DATA FOR THIS EXERCISE:
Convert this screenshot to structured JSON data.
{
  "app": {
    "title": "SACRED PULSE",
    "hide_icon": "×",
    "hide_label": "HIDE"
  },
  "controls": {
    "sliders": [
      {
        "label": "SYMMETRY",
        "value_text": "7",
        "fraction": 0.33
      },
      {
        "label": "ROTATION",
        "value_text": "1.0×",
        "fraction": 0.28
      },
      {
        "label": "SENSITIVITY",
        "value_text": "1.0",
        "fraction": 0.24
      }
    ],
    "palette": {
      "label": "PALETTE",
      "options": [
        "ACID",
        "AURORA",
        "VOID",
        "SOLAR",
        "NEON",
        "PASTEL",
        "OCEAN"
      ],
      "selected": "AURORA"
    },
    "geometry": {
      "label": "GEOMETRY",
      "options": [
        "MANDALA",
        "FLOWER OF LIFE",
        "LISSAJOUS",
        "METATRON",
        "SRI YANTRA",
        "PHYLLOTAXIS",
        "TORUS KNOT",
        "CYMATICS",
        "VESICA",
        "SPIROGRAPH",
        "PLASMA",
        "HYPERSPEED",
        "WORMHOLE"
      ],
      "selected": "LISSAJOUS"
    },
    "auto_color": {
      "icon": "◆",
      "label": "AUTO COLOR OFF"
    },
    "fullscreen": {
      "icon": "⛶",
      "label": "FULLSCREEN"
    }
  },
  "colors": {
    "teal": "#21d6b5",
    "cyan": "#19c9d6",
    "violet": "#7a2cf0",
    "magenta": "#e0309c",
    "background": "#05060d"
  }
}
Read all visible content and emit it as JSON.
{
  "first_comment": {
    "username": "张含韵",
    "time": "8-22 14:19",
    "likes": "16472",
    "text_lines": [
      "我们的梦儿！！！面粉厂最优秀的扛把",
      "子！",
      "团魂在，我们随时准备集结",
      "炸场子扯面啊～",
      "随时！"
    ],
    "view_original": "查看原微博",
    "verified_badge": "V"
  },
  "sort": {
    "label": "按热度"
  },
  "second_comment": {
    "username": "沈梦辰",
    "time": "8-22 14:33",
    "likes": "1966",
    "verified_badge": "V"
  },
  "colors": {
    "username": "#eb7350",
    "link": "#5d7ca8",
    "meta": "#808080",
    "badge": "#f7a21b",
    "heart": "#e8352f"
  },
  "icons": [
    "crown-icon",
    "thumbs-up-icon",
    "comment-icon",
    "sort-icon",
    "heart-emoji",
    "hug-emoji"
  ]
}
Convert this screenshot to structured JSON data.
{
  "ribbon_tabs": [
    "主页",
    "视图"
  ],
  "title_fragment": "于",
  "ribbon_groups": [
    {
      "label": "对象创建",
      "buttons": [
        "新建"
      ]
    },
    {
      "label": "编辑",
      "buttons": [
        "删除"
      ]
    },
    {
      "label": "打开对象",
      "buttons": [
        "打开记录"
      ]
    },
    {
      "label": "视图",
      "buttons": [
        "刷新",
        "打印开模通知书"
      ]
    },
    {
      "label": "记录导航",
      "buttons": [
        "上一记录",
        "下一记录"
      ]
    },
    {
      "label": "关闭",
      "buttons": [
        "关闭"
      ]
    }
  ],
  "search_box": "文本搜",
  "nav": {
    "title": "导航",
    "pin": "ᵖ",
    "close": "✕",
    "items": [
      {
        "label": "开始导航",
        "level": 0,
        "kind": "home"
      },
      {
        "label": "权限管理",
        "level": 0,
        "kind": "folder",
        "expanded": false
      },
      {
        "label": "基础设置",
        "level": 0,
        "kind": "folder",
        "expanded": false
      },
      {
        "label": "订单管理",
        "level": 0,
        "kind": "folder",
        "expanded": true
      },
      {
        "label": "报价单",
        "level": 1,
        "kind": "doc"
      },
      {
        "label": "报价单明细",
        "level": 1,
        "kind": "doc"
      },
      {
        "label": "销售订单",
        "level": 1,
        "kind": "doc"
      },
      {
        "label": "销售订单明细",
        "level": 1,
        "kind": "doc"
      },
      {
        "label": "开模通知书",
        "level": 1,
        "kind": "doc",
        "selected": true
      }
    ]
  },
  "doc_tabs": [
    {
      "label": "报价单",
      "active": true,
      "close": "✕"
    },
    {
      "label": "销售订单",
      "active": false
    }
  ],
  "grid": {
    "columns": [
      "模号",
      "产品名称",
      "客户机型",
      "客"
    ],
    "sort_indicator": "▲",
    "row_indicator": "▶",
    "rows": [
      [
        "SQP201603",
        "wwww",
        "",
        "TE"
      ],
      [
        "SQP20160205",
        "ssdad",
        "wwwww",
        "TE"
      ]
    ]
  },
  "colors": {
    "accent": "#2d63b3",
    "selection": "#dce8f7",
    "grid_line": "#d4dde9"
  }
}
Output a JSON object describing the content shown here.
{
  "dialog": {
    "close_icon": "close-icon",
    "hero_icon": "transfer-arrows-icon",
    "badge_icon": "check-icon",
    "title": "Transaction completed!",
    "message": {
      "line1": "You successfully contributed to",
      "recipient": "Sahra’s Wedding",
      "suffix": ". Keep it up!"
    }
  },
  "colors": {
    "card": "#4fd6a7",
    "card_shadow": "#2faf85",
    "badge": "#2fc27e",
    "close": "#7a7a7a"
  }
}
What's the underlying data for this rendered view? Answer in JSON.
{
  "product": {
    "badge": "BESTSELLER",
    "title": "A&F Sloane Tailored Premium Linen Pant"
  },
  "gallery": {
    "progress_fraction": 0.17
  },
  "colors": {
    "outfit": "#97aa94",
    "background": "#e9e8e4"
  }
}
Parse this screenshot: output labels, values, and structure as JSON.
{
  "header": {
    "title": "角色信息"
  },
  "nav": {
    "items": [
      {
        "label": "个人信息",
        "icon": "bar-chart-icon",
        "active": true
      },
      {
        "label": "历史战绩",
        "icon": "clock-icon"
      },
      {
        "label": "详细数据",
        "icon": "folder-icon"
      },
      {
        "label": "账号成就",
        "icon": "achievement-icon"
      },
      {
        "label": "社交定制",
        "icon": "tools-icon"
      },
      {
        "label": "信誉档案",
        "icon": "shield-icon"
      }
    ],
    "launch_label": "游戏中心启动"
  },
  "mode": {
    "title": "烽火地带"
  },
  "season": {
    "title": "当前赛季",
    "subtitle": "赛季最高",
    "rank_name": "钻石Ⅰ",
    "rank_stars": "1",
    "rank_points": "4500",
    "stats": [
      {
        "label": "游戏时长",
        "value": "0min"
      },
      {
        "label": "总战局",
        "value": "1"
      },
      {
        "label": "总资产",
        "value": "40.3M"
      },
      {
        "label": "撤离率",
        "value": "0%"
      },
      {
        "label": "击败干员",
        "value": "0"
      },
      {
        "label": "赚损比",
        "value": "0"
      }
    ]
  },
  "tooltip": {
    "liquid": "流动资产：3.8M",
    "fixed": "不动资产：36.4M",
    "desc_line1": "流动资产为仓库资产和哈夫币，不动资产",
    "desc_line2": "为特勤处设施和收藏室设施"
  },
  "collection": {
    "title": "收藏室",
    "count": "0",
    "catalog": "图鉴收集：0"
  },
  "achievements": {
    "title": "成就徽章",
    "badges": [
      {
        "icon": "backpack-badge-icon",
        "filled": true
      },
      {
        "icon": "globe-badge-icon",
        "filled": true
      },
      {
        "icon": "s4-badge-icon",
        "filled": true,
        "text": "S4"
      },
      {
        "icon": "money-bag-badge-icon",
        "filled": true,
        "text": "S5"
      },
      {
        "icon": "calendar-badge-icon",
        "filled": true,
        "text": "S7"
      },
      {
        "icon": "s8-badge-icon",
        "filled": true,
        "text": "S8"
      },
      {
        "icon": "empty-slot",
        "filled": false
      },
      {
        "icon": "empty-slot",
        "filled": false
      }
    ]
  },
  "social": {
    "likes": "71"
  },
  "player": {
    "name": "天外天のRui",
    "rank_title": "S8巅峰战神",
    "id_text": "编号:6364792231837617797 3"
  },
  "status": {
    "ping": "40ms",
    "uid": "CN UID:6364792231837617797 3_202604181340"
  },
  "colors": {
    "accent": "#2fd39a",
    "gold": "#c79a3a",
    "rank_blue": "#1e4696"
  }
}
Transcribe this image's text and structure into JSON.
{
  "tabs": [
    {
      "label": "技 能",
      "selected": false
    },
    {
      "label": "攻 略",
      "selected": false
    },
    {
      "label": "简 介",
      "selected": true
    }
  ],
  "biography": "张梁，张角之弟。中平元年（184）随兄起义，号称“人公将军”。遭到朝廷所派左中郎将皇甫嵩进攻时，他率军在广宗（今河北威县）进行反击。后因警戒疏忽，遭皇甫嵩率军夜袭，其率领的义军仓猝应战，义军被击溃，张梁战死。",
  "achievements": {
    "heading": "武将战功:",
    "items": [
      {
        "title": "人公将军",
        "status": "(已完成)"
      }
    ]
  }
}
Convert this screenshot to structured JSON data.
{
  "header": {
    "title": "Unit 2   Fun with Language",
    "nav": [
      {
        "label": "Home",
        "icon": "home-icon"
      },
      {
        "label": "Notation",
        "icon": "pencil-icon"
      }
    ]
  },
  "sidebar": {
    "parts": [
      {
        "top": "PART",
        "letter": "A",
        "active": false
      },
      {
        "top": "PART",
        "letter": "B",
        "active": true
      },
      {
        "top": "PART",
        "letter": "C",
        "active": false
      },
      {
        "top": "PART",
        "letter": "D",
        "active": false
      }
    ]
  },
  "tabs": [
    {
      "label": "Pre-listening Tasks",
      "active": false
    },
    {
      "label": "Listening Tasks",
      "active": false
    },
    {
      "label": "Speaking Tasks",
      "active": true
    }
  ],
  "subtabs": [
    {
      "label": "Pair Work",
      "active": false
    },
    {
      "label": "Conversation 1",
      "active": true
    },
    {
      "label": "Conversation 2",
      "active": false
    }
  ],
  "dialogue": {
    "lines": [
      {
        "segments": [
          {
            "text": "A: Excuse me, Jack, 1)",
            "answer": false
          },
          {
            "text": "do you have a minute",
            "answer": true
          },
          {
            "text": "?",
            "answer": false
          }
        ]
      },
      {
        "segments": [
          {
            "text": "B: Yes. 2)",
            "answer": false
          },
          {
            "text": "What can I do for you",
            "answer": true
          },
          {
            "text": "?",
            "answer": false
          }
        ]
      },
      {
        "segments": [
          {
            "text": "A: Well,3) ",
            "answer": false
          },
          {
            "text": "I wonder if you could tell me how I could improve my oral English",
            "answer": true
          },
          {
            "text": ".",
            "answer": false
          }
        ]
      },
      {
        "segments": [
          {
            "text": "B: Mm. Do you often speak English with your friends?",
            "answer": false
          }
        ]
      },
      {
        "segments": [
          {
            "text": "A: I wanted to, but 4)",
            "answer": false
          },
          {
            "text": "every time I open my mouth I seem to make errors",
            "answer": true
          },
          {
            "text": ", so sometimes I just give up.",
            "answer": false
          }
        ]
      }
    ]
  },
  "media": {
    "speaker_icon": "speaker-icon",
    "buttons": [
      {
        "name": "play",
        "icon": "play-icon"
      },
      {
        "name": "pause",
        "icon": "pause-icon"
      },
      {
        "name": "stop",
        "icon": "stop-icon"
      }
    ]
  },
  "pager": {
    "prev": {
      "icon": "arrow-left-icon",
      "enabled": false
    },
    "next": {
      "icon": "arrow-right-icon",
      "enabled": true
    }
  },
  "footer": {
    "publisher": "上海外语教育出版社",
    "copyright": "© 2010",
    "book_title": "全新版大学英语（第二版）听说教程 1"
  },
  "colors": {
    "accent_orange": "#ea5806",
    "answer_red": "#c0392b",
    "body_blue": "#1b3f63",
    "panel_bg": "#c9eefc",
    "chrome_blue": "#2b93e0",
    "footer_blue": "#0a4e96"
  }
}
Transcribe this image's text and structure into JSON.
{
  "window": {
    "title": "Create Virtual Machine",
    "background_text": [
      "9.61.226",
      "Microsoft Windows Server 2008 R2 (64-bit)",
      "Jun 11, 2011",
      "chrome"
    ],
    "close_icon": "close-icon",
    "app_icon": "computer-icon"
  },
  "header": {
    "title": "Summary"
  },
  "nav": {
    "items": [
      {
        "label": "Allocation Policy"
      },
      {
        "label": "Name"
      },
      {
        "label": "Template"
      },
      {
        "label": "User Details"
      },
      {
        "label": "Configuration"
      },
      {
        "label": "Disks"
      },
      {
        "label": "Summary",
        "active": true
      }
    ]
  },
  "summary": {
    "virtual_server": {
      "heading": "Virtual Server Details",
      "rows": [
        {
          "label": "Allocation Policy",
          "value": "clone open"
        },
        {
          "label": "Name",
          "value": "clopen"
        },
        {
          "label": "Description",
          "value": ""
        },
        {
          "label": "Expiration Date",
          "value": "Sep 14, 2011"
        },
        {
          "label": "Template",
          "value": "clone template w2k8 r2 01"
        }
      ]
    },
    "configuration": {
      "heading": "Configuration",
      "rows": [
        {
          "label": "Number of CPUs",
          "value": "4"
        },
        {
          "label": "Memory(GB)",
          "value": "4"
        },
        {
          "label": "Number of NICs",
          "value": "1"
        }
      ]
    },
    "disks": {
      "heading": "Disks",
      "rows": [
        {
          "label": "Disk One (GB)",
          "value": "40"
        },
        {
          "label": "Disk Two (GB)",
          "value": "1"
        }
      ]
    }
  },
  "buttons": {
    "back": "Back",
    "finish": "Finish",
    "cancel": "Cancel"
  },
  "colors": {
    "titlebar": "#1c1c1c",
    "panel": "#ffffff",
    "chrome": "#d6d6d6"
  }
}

GIVEN TASK:
In the entries above, some lines may contain the string "clone"; report how many, without additional comment.

WORKED SOLUTION:
2